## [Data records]
▽

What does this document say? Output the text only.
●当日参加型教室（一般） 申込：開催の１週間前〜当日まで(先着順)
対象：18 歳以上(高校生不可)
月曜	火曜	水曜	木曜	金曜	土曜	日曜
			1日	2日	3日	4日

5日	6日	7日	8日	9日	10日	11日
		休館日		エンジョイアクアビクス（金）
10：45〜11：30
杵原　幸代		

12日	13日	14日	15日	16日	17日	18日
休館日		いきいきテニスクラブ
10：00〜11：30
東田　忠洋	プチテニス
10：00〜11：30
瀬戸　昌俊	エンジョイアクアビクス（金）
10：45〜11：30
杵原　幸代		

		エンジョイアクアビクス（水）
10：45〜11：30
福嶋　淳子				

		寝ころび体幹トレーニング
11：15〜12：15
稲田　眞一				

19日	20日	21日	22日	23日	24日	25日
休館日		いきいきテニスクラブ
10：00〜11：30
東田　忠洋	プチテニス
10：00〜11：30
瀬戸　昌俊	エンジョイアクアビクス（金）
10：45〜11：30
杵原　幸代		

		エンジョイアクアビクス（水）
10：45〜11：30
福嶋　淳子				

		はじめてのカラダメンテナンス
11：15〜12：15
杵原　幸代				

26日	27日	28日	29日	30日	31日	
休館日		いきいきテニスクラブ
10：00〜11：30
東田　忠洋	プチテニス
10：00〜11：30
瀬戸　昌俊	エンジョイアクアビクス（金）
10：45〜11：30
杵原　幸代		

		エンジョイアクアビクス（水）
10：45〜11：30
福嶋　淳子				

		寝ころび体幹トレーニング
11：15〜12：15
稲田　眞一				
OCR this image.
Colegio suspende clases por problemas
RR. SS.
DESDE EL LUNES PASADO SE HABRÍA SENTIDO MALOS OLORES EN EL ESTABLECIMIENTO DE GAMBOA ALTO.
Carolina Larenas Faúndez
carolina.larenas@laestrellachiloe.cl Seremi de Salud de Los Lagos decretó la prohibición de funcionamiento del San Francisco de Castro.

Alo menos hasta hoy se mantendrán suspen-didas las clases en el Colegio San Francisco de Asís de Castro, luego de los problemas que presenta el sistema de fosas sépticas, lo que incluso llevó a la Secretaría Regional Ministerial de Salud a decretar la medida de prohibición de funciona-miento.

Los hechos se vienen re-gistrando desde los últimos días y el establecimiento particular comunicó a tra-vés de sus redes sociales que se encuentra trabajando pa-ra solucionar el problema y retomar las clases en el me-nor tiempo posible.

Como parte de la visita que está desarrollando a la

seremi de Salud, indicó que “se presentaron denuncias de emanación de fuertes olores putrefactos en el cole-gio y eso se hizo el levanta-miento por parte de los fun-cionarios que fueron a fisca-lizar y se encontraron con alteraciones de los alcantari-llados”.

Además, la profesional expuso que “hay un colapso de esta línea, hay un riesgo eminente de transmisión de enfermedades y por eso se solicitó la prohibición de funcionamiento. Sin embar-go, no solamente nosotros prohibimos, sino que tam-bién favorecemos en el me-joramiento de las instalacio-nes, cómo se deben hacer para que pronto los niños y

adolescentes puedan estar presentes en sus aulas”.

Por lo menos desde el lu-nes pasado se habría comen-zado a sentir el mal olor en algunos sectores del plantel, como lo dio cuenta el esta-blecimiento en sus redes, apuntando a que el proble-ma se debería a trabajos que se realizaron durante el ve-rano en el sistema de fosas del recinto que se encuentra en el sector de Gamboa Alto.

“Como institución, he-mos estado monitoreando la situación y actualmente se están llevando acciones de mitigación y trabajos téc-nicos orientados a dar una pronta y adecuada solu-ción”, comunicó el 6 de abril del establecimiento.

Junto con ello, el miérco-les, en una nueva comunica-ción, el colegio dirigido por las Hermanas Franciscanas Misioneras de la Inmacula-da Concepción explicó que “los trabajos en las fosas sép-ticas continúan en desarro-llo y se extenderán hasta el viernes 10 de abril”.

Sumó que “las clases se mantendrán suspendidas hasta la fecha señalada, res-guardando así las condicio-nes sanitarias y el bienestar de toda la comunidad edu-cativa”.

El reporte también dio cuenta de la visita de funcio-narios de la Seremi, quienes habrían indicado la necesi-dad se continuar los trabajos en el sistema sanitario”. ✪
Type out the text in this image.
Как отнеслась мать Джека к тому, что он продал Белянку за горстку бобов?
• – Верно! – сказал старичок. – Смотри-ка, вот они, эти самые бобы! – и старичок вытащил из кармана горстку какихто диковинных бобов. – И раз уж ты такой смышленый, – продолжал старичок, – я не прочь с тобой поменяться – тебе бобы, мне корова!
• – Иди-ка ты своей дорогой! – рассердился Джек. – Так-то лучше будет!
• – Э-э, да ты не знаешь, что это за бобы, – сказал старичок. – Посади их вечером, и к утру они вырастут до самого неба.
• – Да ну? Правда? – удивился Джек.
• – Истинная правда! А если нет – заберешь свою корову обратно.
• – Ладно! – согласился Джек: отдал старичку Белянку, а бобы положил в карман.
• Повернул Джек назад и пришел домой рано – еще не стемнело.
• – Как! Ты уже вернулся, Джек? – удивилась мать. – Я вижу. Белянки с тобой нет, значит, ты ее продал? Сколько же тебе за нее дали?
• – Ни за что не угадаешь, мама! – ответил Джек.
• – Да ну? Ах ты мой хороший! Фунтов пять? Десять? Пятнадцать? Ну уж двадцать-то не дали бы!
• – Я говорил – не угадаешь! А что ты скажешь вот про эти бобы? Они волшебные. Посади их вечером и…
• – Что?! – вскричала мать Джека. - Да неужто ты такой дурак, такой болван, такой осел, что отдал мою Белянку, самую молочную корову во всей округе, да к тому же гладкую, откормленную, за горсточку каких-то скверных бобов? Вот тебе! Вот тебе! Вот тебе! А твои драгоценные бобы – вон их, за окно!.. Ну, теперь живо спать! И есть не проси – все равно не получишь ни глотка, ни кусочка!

△

In the listing above, how many lines include the word "trabajos"? Answer with the number and nothing more.

4